To do: Extract every line below and reproduce each one verbatim, with no characters changed.

begin Material to process

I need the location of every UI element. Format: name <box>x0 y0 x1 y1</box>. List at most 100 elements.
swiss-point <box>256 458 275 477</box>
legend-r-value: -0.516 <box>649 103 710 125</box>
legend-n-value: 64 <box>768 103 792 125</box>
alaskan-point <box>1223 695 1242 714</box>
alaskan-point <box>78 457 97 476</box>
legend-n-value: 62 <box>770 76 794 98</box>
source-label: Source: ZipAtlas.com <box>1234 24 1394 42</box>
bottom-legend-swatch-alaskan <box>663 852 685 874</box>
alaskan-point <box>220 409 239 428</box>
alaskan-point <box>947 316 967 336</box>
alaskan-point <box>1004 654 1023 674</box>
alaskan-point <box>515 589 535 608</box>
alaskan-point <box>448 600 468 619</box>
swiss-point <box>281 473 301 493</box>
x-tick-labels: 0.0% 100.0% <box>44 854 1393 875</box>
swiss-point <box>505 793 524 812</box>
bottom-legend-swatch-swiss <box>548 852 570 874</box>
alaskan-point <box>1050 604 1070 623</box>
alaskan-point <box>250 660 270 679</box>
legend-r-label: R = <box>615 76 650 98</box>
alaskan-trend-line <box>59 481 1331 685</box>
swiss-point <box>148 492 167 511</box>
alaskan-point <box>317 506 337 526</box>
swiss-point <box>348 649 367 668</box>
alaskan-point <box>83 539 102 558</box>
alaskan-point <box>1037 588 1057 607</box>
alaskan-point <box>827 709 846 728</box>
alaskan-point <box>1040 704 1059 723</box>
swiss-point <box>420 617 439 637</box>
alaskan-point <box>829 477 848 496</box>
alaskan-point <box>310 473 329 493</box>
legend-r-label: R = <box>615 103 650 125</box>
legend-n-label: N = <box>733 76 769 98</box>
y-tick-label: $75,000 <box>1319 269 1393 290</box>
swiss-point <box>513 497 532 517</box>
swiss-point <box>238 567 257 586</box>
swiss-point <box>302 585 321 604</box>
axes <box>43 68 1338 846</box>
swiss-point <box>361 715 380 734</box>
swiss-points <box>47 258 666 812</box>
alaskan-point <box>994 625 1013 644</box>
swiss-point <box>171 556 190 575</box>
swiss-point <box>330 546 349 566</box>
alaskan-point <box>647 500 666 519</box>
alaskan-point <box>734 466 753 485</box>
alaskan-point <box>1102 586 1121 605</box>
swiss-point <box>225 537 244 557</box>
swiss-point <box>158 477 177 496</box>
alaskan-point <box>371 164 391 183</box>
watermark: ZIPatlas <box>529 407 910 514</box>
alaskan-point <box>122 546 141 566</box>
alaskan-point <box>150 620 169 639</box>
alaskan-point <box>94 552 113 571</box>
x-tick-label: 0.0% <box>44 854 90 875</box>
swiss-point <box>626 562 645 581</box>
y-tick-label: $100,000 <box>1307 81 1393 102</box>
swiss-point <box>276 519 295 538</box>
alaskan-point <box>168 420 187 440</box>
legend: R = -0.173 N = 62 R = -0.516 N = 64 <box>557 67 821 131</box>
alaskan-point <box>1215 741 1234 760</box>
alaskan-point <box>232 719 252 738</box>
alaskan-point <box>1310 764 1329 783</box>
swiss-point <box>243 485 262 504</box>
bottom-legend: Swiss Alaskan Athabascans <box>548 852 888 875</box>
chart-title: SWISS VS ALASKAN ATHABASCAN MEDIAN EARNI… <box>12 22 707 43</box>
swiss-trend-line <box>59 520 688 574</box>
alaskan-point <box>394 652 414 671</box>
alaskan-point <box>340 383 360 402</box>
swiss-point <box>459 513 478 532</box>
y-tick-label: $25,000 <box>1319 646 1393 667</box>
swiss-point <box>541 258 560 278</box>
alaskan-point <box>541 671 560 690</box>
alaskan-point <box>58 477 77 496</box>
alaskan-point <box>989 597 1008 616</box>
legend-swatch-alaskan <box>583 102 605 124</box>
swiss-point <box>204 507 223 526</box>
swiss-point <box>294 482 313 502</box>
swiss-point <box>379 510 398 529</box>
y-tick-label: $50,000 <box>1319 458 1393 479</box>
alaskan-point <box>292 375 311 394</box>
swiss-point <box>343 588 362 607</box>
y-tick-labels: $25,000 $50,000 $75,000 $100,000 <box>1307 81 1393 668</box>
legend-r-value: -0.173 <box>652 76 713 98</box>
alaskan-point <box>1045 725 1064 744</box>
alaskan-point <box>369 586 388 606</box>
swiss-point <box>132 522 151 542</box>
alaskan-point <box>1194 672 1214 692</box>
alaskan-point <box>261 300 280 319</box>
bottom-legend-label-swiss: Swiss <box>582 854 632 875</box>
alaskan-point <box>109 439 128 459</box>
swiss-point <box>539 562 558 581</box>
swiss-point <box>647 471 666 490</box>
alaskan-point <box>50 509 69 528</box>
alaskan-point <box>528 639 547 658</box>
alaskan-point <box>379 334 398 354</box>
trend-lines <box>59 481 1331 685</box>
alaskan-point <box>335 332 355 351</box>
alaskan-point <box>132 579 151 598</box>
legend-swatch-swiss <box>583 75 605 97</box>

end Material to process

Full output:
I need the location of every UI element. Format: name <box>x0 y0 x1 y1</box>. List at most 100 elements.
swiss-point <box>256 458 275 477</box>
legend-r-value: -0.516 <box>649 103 710 125</box>
legend-n-value: 64 <box>768 103 792 125</box>
alaskan-point <box>1223 695 1242 714</box>
alaskan-point <box>78 457 97 476</box>
legend-n-value: 62 <box>770 76 794 98</box>
source-label: Source: ZipAtlas.com <box>1234 24 1394 42</box>
bottom-legend-swatch-alaskan <box>663 852 685 874</box>
alaskan-point <box>220 409 239 428</box>
alaskan-point <box>947 316 967 336</box>
alaskan-point <box>1004 654 1023 674</box>
alaskan-point <box>515 589 535 608</box>
alaskan-point <box>448 600 468 619</box>
swiss-point <box>281 473 301 493</box>
x-tick-labels: 0.0% 100.0% <box>44 854 1393 875</box>
swiss-point <box>505 793 524 812</box>
bottom-legend-swatch-swiss <box>548 852 570 874</box>
alaskan-point <box>1050 604 1070 623</box>
alaskan-point <box>250 660 270 679</box>
legend-r-label: R = <box>615 76 650 98</box>
alaskan-trend-line <box>59 481 1331 685</box>
swiss-point <box>148 492 167 511</box>
alaskan-point <box>317 506 337 526</box>
swiss-point <box>348 649 367 668</box>
alaskan-point <box>83 539 102 558</box>
alaskan-point <box>1037 588 1057 607</box>
alaskan-point <box>827 709 846 728</box>
alaskan-point <box>1040 704 1059 723</box>
swiss-point <box>420 617 439 637</box>
alaskan-point <box>829 477 848 496</box>
alaskan-point <box>310 473 329 493</box>
legend-r-label: R = <box>615 103 650 125</box>
legend-n-label: N = <box>733 76 769 98</box>
y-tick-label: $75,000 <box>1319 269 1393 290</box>
swiss-point <box>513 497 532 517</box>
swiss-point <box>238 567 257 586</box>
swiss-point <box>302 585 321 604</box>
axes <box>43 68 1338 846</box>
swiss-point <box>361 715 380 734</box>
swiss-points <box>47 258 666 812</box>
alaskan-point <box>994 625 1013 644</box>
swiss-point <box>171 556 190 575</box>
swiss-point <box>330 546 349 566</box>
alaskan-point <box>647 500 666 519</box>
alaskan-point <box>734 466 753 485</box>
alaskan-point <box>1102 586 1121 605</box>
swiss-point <box>225 537 244 557</box>
swiss-point <box>158 477 177 496</box>
alaskan-point <box>371 164 391 183</box>
watermark: ZIPatlas <box>529 407 910 514</box>
alaskan-point <box>122 546 141 566</box>
alaskan-point <box>150 620 169 639</box>
alaskan-point <box>94 552 113 571</box>
x-tick-label: 0.0% <box>44 854 90 875</box>
swiss-point <box>626 562 645 581</box>
y-tick-label: $100,000 <box>1307 81 1393 102</box>
swiss-point <box>276 519 295 538</box>
alaskan-point <box>168 420 187 440</box>
legend: R = -0.173 N = 62 R = -0.516 N = 64 <box>557 67 821 131</box>
alaskan-point <box>1215 741 1234 760</box>
alaskan-point <box>232 719 252 738</box>
alaskan-point <box>1310 764 1329 783</box>
swiss-point <box>243 485 262 504</box>
bottom-legend: Swiss Alaskan Athabascans <box>548 852 888 875</box>
chart-title: SWISS VS ALASKAN ATHABASCAN MEDIAN EARNI… <box>12 22 707 43</box>
swiss-trend-line <box>59 520 688 574</box>
alaskan-point <box>394 652 414 671</box>
alaskan-point <box>340 383 360 402</box>
swiss-point <box>459 513 478 532</box>
y-tick-label: $25,000 <box>1319 646 1393 667</box>
swiss-point <box>541 258 560 278</box>
alaskan-point <box>541 671 560 690</box>
alaskan-point <box>58 477 77 496</box>
alaskan-point <box>989 597 1008 616</box>
legend-swatch-alaskan <box>583 102 605 124</box>
swiss-point <box>204 507 223 526</box>
swiss-point <box>294 482 313 502</box>
swiss-point <box>379 510 398 529</box>
y-tick-label: $50,000 <box>1319 458 1393 479</box>
alaskan-point <box>292 375 311 394</box>
swiss-point <box>343 588 362 607</box>
y-tick-labels: $25,000 $50,000 $75,000 $100,000 <box>1307 81 1393 668</box>
legend-r-value: -0.173 <box>652 76 713 98</box>
alaskan-point <box>1045 725 1064 744</box>
alaskan-point <box>369 586 388 606</box>
swiss-point <box>132 522 151 542</box>
alaskan-point <box>1194 672 1214 692</box>
alaskan-point <box>261 300 280 319</box>
bottom-legend-label-swiss: Swiss <box>582 854 632 875</box>
alaskan-point <box>109 439 128 459</box>
swiss-point <box>539 562 558 581</box>
swiss-point <box>647 471 666 490</box>
alaskan-point <box>50 509 69 528</box>
alaskan-point <box>528 639 547 658</box>
alaskan-point <box>379 334 398 354</box>
trend-lines <box>59 481 1331 685</box>
alaskan-point <box>335 332 355 351</box>
alaskan-point <box>132 579 151 598</box>
legend-swatch-swiss <box>583 75 605 97</box>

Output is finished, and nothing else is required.